• WHAT THE TASK REQUIRES: A single number is required: the count of lines in the records below that contain the word "hospitalier".
━━ SOURCE MATERIAL
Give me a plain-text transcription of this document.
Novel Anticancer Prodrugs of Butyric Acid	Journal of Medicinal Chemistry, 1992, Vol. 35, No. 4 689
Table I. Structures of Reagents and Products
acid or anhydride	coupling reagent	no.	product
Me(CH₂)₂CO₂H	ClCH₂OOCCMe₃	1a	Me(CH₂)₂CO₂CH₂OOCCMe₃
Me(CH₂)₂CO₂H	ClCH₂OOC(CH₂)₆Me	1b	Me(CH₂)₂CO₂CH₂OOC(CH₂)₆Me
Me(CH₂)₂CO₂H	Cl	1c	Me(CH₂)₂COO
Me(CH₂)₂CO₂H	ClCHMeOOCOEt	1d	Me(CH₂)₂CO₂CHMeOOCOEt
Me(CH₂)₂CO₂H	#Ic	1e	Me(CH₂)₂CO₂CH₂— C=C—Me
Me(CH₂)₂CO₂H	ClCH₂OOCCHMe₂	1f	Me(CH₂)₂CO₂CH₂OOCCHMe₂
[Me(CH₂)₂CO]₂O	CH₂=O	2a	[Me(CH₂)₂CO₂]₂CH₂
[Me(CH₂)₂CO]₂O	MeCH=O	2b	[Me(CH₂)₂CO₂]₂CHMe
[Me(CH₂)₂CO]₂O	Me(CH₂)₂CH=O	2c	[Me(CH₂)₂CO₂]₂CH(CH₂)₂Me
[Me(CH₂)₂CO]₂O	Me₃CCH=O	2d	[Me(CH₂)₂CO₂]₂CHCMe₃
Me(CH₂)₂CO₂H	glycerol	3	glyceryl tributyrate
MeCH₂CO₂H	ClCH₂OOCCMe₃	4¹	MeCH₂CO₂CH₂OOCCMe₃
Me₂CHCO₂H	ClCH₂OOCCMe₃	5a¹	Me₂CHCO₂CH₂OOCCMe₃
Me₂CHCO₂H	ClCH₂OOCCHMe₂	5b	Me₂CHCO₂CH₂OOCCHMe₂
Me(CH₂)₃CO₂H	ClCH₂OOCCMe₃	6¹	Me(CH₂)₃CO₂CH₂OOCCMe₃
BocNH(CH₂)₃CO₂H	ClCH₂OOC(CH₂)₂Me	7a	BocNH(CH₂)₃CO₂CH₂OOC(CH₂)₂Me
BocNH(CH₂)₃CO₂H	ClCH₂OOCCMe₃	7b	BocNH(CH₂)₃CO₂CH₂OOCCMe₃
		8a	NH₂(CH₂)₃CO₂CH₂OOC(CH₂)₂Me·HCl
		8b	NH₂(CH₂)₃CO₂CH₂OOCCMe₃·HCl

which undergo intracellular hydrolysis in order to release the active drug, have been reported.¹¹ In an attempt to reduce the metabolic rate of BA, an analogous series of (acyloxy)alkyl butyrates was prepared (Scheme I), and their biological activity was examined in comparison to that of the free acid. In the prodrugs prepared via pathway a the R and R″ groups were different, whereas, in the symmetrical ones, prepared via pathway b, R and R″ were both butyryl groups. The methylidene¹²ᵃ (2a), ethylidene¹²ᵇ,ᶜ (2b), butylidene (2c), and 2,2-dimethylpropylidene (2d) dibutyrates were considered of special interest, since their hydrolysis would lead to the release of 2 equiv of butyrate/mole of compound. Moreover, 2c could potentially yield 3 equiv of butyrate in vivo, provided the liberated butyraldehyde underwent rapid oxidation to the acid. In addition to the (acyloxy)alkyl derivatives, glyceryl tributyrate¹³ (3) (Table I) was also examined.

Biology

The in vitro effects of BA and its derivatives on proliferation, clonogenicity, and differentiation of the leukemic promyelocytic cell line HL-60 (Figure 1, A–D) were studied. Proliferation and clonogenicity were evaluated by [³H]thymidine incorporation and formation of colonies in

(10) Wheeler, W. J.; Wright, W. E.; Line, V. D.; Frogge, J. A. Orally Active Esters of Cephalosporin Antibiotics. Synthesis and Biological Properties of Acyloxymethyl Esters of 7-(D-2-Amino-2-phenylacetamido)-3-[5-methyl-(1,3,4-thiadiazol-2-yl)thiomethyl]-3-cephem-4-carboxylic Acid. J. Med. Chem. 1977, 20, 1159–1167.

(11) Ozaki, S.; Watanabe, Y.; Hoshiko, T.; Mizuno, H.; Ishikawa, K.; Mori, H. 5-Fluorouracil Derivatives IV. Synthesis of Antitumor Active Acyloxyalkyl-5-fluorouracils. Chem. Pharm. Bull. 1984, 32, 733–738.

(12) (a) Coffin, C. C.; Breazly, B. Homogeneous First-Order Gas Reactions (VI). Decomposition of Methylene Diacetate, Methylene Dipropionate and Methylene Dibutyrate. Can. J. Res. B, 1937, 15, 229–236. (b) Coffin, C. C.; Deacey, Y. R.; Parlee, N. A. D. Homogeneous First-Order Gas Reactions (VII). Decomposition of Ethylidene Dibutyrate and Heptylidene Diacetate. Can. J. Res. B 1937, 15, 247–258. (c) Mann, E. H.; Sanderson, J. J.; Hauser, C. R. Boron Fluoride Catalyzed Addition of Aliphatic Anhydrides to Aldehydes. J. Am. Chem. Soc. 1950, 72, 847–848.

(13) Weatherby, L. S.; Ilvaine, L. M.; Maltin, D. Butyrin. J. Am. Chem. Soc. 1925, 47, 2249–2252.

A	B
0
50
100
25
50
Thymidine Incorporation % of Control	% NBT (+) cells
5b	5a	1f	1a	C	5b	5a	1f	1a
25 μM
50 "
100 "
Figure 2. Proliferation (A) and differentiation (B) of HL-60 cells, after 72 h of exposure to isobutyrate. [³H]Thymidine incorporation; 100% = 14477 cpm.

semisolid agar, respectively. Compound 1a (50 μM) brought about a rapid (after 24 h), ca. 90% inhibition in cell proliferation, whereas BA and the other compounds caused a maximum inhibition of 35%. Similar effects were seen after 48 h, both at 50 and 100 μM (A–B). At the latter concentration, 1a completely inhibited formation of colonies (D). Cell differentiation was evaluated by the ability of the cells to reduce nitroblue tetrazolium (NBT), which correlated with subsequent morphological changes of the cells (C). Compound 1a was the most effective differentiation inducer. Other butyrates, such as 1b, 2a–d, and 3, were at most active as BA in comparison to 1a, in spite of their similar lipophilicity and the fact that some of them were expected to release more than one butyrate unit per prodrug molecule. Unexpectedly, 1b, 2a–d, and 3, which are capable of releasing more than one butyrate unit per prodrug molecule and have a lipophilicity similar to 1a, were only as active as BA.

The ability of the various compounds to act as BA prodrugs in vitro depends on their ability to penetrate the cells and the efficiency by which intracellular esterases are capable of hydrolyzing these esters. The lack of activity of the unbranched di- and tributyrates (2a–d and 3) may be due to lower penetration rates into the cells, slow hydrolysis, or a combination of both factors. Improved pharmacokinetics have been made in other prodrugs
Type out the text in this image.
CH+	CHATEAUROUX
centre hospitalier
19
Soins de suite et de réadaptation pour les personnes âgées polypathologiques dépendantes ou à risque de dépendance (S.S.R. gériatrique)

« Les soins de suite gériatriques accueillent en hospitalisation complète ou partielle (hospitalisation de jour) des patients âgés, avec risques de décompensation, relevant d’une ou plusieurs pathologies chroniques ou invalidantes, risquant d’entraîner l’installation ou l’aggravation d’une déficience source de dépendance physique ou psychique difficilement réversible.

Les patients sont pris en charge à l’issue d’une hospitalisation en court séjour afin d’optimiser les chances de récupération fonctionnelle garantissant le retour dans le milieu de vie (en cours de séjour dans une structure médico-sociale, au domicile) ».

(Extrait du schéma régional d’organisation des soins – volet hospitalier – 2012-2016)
━━━━
• COMPLETED TASK: 2